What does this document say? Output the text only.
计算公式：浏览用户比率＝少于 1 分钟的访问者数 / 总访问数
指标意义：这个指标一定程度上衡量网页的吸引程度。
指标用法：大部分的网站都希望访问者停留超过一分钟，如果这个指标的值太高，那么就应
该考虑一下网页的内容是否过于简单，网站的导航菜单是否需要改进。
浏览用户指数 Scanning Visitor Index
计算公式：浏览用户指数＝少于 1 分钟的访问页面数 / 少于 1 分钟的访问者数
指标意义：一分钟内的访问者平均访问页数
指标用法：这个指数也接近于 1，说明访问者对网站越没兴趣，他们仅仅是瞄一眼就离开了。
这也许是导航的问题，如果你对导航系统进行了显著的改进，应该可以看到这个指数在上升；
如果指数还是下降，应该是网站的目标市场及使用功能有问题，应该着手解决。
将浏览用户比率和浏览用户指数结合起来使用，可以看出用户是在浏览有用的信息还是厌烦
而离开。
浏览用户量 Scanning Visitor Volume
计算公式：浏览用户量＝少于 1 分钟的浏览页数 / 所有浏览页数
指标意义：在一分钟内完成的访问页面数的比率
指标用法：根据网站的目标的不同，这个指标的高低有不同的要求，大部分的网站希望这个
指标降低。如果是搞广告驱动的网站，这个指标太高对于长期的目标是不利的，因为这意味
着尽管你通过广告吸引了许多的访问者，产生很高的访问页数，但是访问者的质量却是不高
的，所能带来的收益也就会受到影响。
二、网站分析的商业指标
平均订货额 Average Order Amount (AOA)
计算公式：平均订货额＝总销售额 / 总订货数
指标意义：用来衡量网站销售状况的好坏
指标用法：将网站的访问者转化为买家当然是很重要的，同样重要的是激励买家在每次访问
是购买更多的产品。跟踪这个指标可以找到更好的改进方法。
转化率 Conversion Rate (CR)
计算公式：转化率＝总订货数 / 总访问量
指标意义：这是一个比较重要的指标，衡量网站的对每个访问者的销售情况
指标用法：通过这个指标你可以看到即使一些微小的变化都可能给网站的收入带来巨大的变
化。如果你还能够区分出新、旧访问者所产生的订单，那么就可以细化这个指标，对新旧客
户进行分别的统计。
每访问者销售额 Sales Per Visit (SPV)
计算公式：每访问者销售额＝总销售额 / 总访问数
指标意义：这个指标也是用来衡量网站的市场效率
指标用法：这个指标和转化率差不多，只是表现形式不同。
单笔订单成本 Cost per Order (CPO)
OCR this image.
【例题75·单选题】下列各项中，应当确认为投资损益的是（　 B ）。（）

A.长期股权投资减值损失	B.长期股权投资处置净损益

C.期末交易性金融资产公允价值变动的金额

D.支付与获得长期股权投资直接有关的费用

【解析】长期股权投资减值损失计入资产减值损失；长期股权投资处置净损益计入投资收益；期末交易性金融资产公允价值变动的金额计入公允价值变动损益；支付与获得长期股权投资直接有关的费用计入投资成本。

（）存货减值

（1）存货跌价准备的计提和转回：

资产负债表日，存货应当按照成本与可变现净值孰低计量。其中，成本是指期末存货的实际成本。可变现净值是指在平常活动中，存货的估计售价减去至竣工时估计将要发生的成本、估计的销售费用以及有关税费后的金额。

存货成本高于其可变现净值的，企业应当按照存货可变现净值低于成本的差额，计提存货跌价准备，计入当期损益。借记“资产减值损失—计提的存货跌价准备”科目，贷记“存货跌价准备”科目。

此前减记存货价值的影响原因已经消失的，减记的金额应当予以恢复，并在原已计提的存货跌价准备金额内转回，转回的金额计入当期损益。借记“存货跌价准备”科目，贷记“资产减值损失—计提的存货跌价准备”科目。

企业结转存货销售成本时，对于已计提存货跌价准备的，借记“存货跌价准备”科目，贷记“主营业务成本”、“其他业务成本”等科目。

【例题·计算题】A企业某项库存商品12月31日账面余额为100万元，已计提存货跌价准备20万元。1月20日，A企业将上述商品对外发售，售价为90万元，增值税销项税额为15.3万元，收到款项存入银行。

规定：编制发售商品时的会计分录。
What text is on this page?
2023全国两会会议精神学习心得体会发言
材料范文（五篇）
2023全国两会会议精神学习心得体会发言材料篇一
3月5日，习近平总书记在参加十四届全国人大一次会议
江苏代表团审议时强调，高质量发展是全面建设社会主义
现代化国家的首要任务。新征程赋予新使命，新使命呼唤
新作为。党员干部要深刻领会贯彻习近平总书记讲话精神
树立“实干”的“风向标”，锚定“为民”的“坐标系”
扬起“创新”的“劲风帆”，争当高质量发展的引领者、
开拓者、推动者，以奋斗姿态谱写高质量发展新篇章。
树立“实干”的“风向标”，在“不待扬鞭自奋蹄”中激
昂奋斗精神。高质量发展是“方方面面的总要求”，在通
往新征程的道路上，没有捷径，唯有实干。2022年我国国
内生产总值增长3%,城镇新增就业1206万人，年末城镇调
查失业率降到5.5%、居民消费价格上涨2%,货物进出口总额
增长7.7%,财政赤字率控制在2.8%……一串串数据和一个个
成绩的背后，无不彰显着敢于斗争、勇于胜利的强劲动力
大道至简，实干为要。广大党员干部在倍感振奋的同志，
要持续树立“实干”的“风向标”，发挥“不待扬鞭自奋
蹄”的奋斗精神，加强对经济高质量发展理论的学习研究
= = = =
> _Work to be completed_:
All of the entries above should be written out again exactly.

> _Correct answer_:
What does this document say? Output the text only.
计算公式：浏览用户比率＝少于 1 分钟的访问者数 / 总访问数
指标意义：这个指标一定程度上衡量网页的吸引程度。
指标用法：大部分的网站都希望访问者停留超过一分钟，如果这个指标的值太高，那么就应
该考虑一下网页的内容是否过于简单，网站的导航菜单是否需要改进。
浏览用户指数 Scanning Visitor Index
计算公式：浏览用户指数＝少于 1 分钟的访问页面数 / 少于 1 分钟的访问者数
指标意义：一分钟内的访问者平均访问页数
指标用法：这个指数也接近于 1，说明访问者对网站越没兴趣，他们仅仅是瞄一眼就离开了。
这也许是导航的问题，如果你对导航系统进行了显著的改进，应该可以看到这个指数在上升；
如果指数还是下降，应该是网站的目标市场及使用功能有问题，应该着手解决。
将浏览用户比率和浏览用户指数结合起来使用，可以看出用户是在浏览有用的信息还是厌烦
而离开。
浏览用户量 Scanning Visitor Volume
计算公式：浏览用户量＝少于 1 分钟的浏览页数 / 所有浏览页数
指标意义：在一分钟内完成的访问页面数的比率
指标用法：根据网站的目标的不同，这个指标的高低有不同的要求，大部分的网站希望这个
指标降低。如果是搞广告驱动的网站，这个指标太高对于长期的目标是不利的，因为这意味
着尽管你通过广告吸引了许多的访问者，产生很高的访问页数，但是访问者的质量却是不高
的，所能带来的收益也就会受到影响。
二、网站分析的商业指标
平均订货额 Average Order Amount (AOA)
计算公式：平均订货额＝总销售额 / 总订货数
指标意义：用来衡量网站销售状况的好坏
指标用法：将网站的访问者转化为买家当然是很重要的，同样重要的是激励买家在每次访问
是购买更多的产品。跟踪这个指标可以找到更好的改进方法。
转化率 Conversion Rate (CR)
计算公式：转化率＝总订货数 / 总访问量
指标意义：这是一个比较重要的指标，衡量网站的对每个访问者的销售情况
指标用法：通过这个指标你可以看到即使一些微小的变化都可能给网站的收入带来巨大的变
化。如果你还能够区分出新、旧访问者所产生的订单，那么就可以细化这个指标，对新旧客
户进行分别的统计。
每访问者销售额 Sales Per Visit (SPV)
计算公式：每访问者销售额＝总销售额 / 总访问数
指标意义：这个指标也是用来衡量网站的市场效率
指标用法：这个指标和转化率差不多，只是表现形式不同。
单笔订单成本 Cost per Order (CPO)
OCR this image.
【例题75·单选题】下列各项中，应当确认为投资损益的是（　 B ）。（）

A.长期股权投资减值损失	B.长期股权投资处置净损益

C.期末交易性金融资产公允价值变动的金额

D.支付与获得长期股权投资直接有关的费用

【解析】长期股权投资减值损失计入资产减值损失；长期股权投资处置净损益计入投资收益；期末交易性金融资产公允价值变动的金额计入公允价值变动损益；支付与获得长期股权投资直接有关的费用计入投资成本。

（）存货减值

（1）存货跌价准备的计提和转回：

资产负债表日，存货应当按照成本与可变现净值孰低计量。其中，成本是指期末存货的实际成本。可变现净值是指在平常活动中，存货的估计售价减去至竣工时估计将要发生的成本、估计的销售费用以及有关税费后的金额。

存货成本高于其可变现净值的，企业应当按照存货可变现净值低于成本的差额，计提存货跌价准备，计入当期损益。借记“资产减值损失—计提的存货跌价准备”科目，贷记“存货跌价准备”科目。

此前减记存货价值的影响原因已经消失的，减记的金额应当予以恢复，并在原已计提的存货跌价准备金额内转回，转回的金额计入当期损益。借记“存货跌价准备”科目，贷记“资产减值损失—计提的存货跌价准备”科目。

企业结转存货销售成本时，对于已计提存货跌价准备的，借记“存货跌价准备”科目，贷记“主营业务成本”、“其他业务成本”等科目。

【例题·计算题】A企业某项库存商品12月31日账面余额为100万元，已计提存货跌价准备20万元。1月20日，A企业将上述商品对外发售，售价为90万元，增值税销项税额为15.3万元，收到款项存入银行。

规定：编制发售商品时的会计分录。
What text is on this page?
2023全国两会会议精神学习心得体会发言
材料范文（五篇）
2023全国两会会议精神学习心得体会发言材料篇一
3月5日，习近平总书记在参加十四届全国人大一次会议
江苏代表团审议时强调，高质量发展是全面建设社会主义
现代化国家的首要任务。新征程赋予新使命，新使命呼唤
新作为。党员干部要深刻领会贯彻习近平总书记讲话精神
树立“实干”的“风向标”，锚定“为民”的“坐标系”
扬起“创新”的“劲风帆”，争当高质量发展的引领者、
开拓者、推动者，以奋斗姿态谱写高质量发展新篇章。
树立“实干”的“风向标”，在“不待扬鞭自奋蹄”中激
昂奋斗精神。高质量发展是“方方面面的总要求”，在通
往新征程的道路上，没有捷径，唯有实干。2022年我国国
内生产总值增长3%,城镇新增就业1206万人，年末城镇调
查失业率降到5.5%、居民消费价格上涨2%,货物进出口总额
增长7.7%,财政赤字率控制在2.8%……一串串数据和一个个
成绩的背后，无不彰显着敢于斗争、勇于胜利的强劲动力
大道至简，实干为要。广大党员干部在倍感振奋的同志，
要持续树立“实干”的“风向标”，发挥“不待扬鞭自奋
蹄”的奋斗精神，加强对经济高质量发展理论的学习研究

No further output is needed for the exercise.